No total, Golbeck recebeu 544 respostas, que foram classificadas em dois temas:
- experiências físicas ou sensoriais – ouvir, ver e tocar o cachorro fantasma;
- experiências simbólicas ou interpretativas – sonhos, sinais na natureza e sensações/ fenômenos atribuídos aos espíritos.
A experiência sensorial mais frequente (37% das respostas) envolveu a audição: ouvir o cachorro latindo ou o barulho das garras batendo no chão, por exemplo. Quase metade (44,4%) ocorreu à noite. 45 tutores relataram ter sentido o cachorro falecido dormindo na cama ao lado deles.
As experiências interpretadas mais comuns foram as visitas em sonhos e as atividades paranormais (15% dos relatos para cada atividade). São relatos sobre ver objetos se movimentando e observar outro animal de estimação exibindo formas de agir semelhantes às do cachorro falecido.

Dados de previsão de caixas delimitadoras:
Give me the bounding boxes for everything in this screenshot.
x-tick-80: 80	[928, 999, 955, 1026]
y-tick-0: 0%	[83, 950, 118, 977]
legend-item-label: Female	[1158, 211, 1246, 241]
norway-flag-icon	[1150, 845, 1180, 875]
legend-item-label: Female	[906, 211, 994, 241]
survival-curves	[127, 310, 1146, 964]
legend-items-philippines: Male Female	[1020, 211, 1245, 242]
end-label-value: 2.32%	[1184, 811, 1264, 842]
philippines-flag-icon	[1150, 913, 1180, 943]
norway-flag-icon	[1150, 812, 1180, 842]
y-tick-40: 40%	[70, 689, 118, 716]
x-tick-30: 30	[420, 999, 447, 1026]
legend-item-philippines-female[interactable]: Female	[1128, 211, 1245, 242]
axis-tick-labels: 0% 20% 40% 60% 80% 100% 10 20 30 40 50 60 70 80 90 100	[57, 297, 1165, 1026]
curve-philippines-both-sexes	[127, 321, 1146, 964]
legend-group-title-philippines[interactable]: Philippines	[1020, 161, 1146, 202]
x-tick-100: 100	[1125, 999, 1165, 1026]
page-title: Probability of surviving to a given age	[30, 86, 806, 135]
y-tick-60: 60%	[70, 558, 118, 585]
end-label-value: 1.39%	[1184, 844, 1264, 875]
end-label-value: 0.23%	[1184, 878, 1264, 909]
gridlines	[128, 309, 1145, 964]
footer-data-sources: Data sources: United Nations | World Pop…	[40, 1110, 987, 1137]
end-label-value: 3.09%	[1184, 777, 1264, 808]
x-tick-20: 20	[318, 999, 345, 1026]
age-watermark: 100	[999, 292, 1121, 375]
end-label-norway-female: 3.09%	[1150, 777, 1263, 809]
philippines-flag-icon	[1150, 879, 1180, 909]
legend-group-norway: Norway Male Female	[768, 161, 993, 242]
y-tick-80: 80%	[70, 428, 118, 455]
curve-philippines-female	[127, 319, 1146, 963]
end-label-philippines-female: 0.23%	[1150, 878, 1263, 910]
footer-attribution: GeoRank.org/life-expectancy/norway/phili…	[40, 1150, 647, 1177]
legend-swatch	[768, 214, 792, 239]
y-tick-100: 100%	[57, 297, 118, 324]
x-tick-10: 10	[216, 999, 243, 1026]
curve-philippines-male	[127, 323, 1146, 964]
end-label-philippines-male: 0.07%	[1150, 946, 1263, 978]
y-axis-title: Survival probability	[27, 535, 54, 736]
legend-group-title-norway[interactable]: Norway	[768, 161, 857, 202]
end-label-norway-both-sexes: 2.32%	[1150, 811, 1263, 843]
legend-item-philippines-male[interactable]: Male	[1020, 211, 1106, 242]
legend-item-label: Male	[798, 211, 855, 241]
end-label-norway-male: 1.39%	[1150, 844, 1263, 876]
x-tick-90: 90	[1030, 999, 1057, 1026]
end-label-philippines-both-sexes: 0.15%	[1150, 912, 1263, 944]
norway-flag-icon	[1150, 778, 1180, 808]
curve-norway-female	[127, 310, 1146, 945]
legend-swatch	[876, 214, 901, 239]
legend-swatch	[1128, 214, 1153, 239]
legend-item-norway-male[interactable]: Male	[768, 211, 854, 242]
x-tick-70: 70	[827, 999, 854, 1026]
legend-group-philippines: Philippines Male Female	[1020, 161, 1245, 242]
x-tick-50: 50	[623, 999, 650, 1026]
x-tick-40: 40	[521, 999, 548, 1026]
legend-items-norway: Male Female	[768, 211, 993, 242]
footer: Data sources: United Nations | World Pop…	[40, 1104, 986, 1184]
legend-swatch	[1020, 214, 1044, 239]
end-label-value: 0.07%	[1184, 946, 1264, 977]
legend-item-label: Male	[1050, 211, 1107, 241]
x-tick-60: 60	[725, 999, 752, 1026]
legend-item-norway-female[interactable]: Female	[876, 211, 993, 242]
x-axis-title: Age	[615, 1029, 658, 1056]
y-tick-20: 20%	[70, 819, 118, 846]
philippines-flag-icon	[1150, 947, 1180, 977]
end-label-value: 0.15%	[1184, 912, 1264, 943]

TAREFA: Por favor, reproduza sem alterações a parte do texto sobre as experiências de tutores com cães falecidos que começa em "As experiências interpretadas" e vai até "do cachorro falecido.".

SOLUÇÃO:
As experiências interpretadas mais comuns foram as visitas em sonhos e as atividades paranormais (15% dos relatos para cada atividade). São relatos sobre ver objetos se movimentando e observar outro animal de estimação exibindo formas de agir semelhantes às do cachorro falecido.